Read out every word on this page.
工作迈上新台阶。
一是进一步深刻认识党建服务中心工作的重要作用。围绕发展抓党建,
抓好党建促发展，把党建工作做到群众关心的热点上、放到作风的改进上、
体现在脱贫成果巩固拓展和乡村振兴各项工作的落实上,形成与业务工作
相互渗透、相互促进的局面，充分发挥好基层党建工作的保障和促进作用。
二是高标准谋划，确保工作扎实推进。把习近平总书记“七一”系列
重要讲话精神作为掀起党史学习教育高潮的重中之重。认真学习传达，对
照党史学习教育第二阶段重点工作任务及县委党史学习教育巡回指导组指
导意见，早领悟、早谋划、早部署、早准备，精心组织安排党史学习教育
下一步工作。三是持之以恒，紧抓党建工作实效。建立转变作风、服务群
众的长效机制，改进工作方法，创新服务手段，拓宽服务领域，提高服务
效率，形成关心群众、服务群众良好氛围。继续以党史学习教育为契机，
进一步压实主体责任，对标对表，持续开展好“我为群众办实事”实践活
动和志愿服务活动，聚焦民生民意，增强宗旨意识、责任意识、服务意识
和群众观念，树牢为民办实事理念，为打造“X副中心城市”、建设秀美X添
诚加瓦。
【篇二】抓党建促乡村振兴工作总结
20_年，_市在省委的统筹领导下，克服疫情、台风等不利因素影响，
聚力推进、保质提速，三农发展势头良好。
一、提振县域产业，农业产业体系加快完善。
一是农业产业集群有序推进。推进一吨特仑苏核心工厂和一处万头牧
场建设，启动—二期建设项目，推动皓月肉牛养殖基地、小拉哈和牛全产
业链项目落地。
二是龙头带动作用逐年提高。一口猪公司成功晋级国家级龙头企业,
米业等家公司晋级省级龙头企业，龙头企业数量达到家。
☆ ☆ ☆ ☆ ☆ ☆ ☆
### DIRECTION:
Return the full listing, character for character.

### EXERCISE OUTPUT:
Read out every word on this page.
工作迈上新台阶。
一是进一步深刻认识党建服务中心工作的重要作用。围绕发展抓党建,
抓好党建促发展，把党建工作做到群众关心的热点上、放到作风的改进上、
体现在脱贫成果巩固拓展和乡村振兴各项工作的落实上,形成与业务工作
相互渗透、相互促进的局面，充分发挥好基层党建工作的保障和促进作用。
二是高标准谋划，确保工作扎实推进。把习近平总书记“七一”系列
重要讲话精神作为掀起党史学习教育高潮的重中之重。认真学习传达，对
照党史学习教育第二阶段重点工作任务及县委党史学习教育巡回指导组指
导意见，早领悟、早谋划、早部署、早准备，精心组织安排党史学习教育
下一步工作。三是持之以恒，紧抓党建工作实效。建立转变作风、服务群
众的长效机制，改进工作方法，创新服务手段，拓宽服务领域，提高服务
效率，形成关心群众、服务群众良好氛围。继续以党史学习教育为契机，
进一步压实主体责任，对标对表，持续开展好“我为群众办实事”实践活
动和志愿服务活动，聚焦民生民意，增强宗旨意识、责任意识、服务意识
和群众观念，树牢为民办实事理念，为打造“X副中心城市”、建设秀美X添
诚加瓦。
【篇二】抓党建促乡村振兴工作总结
20_年，_市在省委的统筹领导下，克服疫情、台风等不利因素影响，
聚力推进、保质提速，三农发展势头良好。
一、提振县域产业，农业产业体系加快完善。
一是农业产业集群有序推进。推进一吨特仑苏核心工厂和一处万头牧
场建设，启动—二期建设项目，推动皓月肉牛养殖基地、小拉哈和牛全产
业链项目落地。
二是龙头带动作用逐年提高。一口猪公司成功晋级国家级龙头企业,
米业等家公司晋级省级龙头企业，龙头企业数量达到家。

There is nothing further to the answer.